*EXTRACT TO READ*
++++++++++
Lawrence M. Friedman and Christine H. Martinez, The Court of International Trade’s Denied Protest Jurisprudence in 2012
In 2012, the Court of International Trade considered a number of issues related to U.S. Customs and Border Protection’s denial of an administrative protest. Those decisions provide new guidance for importers involving questions of law and evidence, the use of experts in commodity classiﬁcation cases, determining the “principal use” of an article for classiﬁcation purposes, and the role of amici, intervenors, and patent jurisprudence in customs cases.
The Court also considered issues related to the content, sufﬁciency, and timeliness of the underlying administrative protest and failures that resulted in a lack of subject matter jurisdiction vesting with the Court. These issues and the Court’s decisions are analyzed and discussed in this overview of 2012 Court of International Trade opinions arising under the jurisdiction conferred in 28 U.S.C. § 1581(a).
Nancy A. Noonan, Court of International Trade Decisions during 2012 under 28 U.S.C. § 1581(I) Residual Jurisdiction
The Court of International Trade declined to use its residual jurisdiction in cases where the Court determined other jurisdictional provisions were available to plaintiffs. Where the Court reached the merits of cases brought pursuant to the residual jurisdiction provision, the plaintiffs’ relief at surviving the jurisdictional issue was short-lived. Those cases, which all involved challenges to the same statutory provision known as the Continued Dumping and Subsidy Offset Act, were dismissed for failure to state claims upon which relief could be granted. In short, the residual jurisdiction cases of 2012 do not provide any encouragement to plaintiffs who want to use the Court’s residual jurisdiction for favorable decisions on the merits. Nevertheless, it remains clear that the Court will use its residual jurisdiction in appropriate circumstances where its other jurisdictional provisions were not available to the plaintiffs.
Stephen C. Tosini, Developments in Customs Penalties in the Court of International Trade in 2012
The Court of International Trade is an Article III federal court created by Congress to address challenges to federal governmental actions involving international trade and afﬁrmative civil actions brought by the government to recover lost customs duties or penalties for violations of the customs laws. The court’s exclusive jurisdiction is narrowly deﬁned by statute to include speciﬁc matters, including certain afﬁrmative civil enforcement actions brought by the government against importers and customs brokers.
++++++++++
*MATERIAL PROVIDED*
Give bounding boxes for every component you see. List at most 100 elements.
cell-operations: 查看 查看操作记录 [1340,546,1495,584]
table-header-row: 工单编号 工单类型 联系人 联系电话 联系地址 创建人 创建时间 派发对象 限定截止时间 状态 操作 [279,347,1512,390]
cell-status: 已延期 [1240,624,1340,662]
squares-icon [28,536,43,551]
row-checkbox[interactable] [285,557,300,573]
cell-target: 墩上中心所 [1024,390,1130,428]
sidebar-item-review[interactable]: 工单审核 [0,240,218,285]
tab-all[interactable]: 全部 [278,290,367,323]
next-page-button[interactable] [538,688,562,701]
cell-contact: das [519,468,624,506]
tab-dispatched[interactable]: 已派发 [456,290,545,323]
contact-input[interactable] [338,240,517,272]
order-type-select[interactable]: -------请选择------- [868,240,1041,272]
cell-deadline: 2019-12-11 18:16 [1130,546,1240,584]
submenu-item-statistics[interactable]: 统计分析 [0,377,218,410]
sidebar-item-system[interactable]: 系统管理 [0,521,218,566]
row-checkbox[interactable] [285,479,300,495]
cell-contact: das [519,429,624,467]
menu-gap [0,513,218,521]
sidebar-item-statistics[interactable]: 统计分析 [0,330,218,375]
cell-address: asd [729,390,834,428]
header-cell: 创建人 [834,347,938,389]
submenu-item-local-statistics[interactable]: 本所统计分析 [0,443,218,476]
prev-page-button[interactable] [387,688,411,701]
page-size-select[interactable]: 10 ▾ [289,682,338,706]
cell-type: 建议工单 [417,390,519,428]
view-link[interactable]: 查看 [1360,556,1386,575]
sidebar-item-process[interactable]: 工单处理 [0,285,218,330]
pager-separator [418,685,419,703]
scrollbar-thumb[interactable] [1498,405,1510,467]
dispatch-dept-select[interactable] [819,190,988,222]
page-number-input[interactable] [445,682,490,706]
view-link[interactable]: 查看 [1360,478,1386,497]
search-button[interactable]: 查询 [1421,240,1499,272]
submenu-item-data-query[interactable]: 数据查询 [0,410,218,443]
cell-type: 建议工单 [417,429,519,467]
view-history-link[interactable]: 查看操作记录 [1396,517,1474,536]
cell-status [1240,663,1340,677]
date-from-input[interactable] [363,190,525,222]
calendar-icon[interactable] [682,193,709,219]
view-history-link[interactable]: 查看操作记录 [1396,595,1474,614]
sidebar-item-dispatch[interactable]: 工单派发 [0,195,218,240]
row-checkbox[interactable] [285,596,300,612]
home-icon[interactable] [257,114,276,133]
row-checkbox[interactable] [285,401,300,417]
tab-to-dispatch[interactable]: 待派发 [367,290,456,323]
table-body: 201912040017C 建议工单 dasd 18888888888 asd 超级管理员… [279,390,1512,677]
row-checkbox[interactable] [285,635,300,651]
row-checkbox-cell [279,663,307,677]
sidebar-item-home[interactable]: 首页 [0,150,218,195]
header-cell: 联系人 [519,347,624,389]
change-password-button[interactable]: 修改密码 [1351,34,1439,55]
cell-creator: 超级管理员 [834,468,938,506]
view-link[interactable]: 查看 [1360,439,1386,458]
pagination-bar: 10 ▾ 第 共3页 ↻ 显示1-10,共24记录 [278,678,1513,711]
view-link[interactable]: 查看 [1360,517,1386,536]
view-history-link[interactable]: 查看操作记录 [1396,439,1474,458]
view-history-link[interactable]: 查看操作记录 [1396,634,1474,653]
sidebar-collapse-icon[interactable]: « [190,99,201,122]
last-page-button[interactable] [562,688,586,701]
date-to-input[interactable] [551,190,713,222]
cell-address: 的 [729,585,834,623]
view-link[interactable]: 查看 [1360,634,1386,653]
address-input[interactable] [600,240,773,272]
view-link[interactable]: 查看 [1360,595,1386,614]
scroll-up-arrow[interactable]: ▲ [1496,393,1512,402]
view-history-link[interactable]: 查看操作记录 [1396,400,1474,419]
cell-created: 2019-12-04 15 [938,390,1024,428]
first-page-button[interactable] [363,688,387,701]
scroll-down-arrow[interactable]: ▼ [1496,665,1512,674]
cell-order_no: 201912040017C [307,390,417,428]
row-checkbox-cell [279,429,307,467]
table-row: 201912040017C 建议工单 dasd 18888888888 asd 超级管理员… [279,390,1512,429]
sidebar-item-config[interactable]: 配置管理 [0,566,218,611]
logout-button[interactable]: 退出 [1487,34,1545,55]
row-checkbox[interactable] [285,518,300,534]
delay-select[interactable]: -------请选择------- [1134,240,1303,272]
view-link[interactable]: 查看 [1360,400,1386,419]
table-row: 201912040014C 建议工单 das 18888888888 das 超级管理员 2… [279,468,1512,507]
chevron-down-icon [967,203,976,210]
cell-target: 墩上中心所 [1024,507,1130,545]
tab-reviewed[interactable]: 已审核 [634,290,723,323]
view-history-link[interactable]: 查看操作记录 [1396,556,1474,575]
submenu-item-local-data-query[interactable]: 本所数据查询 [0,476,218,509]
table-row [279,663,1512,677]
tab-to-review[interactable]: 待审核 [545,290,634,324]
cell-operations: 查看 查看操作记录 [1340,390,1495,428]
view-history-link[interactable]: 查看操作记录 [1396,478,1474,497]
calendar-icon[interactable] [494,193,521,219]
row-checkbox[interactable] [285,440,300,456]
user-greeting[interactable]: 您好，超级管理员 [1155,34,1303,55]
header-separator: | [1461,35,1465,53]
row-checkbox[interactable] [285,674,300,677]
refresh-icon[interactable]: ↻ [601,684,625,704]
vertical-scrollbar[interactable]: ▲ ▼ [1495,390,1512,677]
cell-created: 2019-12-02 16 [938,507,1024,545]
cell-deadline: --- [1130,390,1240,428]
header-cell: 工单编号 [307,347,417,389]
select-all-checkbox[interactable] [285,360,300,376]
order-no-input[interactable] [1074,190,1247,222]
++++++++++
*REQUIREMENTS*
Continue the overview of 2012 Court of International Trade decisions, starting right after its last sentence. The items have nothing to do with what comes next and can be left aside.

*ANSWER FOR THE TASK*
In its recent decisions related to afﬁrmative civil enforcement, the court has lessened its focus on the conduct of violators and turned its scrutiny towards the actions of U.S. Customs and Border Protection (CBP), requiring that the agency closely follow all administrative procedures before the government may sue a violator. This renewed scrutiny of government action primarily relates to two areas. First, unlike earlier decisions which focused on defendants’ conduct in penalty actions, the court has continued its recent trend of strictly requiring the government to exhaust administrative remedies during penalty proceedings, regardless of the defendants’ conduct or whether any administrative shortcoming prejudiced the defendant. Second, the court has begun to more closely scrutinize motions for default judgment in afﬁrmative enforcement actions.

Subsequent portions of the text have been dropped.